The data:
==================================================
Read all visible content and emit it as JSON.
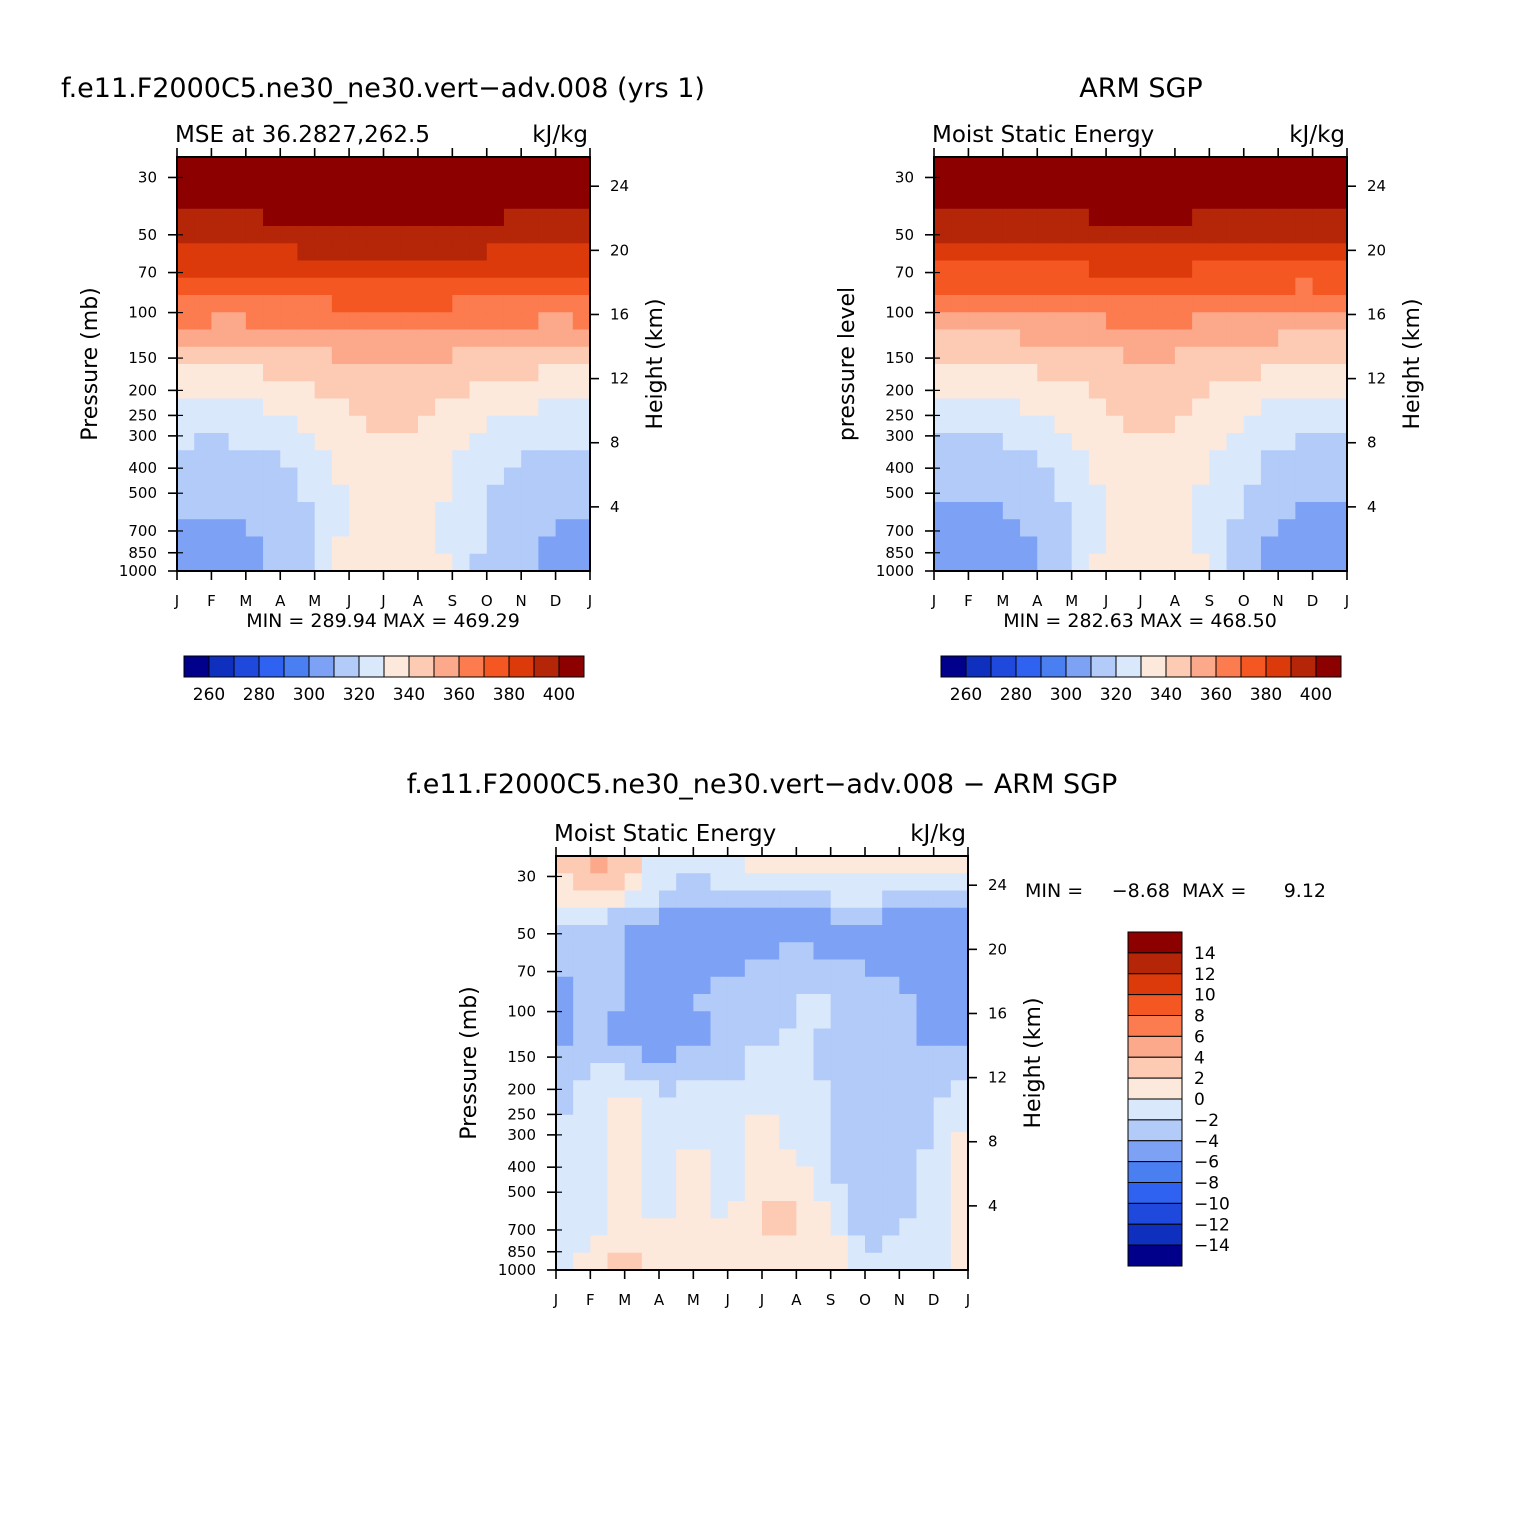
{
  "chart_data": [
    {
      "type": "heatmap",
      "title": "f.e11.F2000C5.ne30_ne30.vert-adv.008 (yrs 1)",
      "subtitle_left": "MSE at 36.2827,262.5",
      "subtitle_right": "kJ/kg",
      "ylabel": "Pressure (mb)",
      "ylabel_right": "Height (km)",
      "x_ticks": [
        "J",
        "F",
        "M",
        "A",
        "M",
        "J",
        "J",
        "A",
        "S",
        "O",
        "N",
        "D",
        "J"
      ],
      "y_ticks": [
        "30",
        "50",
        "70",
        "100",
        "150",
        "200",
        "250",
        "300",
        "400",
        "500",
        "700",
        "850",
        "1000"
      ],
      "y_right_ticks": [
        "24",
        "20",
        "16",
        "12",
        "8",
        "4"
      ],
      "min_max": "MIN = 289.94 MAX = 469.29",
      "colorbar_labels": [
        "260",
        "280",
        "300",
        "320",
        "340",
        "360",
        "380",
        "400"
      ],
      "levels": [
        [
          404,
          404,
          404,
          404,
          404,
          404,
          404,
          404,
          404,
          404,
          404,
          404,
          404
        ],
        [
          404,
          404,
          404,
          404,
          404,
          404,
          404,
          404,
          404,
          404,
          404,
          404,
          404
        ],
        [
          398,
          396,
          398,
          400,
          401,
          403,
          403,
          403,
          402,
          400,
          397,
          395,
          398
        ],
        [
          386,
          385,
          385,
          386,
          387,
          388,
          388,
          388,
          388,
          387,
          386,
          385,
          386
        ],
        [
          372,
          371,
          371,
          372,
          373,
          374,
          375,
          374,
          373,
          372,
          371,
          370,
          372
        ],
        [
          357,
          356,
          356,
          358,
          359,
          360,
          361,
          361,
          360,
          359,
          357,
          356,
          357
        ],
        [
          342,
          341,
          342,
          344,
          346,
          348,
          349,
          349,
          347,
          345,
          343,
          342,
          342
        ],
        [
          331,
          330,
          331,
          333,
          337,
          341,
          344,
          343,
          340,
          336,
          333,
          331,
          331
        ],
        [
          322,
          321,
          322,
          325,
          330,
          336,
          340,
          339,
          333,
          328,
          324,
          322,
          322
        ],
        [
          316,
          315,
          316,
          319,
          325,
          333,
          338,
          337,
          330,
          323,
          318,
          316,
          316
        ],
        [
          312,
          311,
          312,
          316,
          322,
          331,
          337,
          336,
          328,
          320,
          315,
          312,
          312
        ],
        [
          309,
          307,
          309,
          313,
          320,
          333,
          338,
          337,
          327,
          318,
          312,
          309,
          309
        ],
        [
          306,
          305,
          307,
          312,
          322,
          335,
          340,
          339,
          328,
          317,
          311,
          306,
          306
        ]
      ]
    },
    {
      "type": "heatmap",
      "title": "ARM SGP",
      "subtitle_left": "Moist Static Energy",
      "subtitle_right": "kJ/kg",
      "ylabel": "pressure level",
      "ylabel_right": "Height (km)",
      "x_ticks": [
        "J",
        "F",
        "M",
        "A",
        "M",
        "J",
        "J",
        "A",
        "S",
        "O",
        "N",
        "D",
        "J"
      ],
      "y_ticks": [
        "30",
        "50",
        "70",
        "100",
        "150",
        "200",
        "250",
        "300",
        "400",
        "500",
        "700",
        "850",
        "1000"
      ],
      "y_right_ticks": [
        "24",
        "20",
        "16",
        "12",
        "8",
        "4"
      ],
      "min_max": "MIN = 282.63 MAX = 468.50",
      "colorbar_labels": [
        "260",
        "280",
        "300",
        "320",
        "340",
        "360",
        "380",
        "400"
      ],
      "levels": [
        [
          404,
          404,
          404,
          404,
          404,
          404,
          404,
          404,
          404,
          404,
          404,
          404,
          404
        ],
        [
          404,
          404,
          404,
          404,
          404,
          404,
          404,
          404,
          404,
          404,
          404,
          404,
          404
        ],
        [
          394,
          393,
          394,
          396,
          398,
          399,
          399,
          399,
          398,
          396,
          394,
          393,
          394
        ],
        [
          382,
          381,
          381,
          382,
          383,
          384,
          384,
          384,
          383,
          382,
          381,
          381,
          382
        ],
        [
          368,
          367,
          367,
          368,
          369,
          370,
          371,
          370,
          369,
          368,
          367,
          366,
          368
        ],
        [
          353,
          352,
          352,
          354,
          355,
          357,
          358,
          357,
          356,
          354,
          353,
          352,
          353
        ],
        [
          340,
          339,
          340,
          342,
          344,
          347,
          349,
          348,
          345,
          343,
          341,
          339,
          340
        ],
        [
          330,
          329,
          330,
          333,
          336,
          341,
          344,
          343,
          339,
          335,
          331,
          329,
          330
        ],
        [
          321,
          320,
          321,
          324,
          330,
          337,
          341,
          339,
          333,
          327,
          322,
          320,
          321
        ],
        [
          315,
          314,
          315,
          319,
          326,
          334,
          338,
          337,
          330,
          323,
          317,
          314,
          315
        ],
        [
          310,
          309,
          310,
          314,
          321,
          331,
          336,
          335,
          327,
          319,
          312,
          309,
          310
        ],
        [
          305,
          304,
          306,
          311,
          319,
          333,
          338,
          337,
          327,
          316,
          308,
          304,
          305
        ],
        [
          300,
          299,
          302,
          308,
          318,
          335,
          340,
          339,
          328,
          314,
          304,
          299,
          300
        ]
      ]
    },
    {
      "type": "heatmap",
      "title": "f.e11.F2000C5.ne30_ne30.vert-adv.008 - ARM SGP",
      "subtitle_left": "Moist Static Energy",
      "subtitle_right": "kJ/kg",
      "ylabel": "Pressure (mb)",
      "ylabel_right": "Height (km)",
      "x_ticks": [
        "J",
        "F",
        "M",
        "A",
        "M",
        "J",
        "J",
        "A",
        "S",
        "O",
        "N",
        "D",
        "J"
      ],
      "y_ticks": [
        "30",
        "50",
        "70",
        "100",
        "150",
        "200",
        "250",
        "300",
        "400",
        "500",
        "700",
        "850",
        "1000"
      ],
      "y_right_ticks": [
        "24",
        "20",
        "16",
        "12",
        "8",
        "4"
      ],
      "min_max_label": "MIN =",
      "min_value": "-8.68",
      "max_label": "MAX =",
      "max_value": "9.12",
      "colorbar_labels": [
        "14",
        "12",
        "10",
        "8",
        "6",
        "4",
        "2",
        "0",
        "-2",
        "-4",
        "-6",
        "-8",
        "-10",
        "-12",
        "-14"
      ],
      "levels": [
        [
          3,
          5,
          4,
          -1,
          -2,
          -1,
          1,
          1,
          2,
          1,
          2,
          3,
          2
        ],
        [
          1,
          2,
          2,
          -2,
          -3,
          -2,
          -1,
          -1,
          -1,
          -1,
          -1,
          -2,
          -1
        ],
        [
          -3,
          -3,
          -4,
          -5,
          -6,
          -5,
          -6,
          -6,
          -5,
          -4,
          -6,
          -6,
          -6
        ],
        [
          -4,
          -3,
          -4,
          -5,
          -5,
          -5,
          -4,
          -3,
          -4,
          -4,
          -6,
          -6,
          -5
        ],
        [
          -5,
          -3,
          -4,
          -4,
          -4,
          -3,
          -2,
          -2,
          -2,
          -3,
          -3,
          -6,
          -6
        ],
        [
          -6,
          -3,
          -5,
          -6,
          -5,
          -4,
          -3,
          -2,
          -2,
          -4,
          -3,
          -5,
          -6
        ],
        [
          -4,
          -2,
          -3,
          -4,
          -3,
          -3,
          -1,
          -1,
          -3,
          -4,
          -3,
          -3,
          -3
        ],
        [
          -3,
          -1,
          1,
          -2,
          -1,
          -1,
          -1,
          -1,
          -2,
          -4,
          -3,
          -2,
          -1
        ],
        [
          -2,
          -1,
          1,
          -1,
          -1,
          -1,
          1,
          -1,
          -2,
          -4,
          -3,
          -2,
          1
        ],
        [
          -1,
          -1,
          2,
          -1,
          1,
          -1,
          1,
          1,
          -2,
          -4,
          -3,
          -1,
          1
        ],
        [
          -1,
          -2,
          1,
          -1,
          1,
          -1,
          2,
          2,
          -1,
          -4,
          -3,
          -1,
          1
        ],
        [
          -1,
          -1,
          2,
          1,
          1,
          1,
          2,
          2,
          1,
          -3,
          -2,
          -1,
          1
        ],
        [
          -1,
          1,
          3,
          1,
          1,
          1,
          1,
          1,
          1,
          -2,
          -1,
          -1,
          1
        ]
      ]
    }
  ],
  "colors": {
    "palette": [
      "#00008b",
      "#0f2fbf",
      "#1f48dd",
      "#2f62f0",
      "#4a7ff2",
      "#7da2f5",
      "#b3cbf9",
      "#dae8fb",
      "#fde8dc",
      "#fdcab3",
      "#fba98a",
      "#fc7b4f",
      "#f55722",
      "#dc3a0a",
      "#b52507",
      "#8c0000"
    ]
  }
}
==================================================
Given instruction:
From the entries above, select each line containing the string "vert".

Written solution:
      "title": "f.e11.F2000C5.ne30_ne30.vert-adv.008 (yrs 1)",
      "title": "f.e11.F2000C5.ne30_ne30.vert-adv.008 - ARM SGP",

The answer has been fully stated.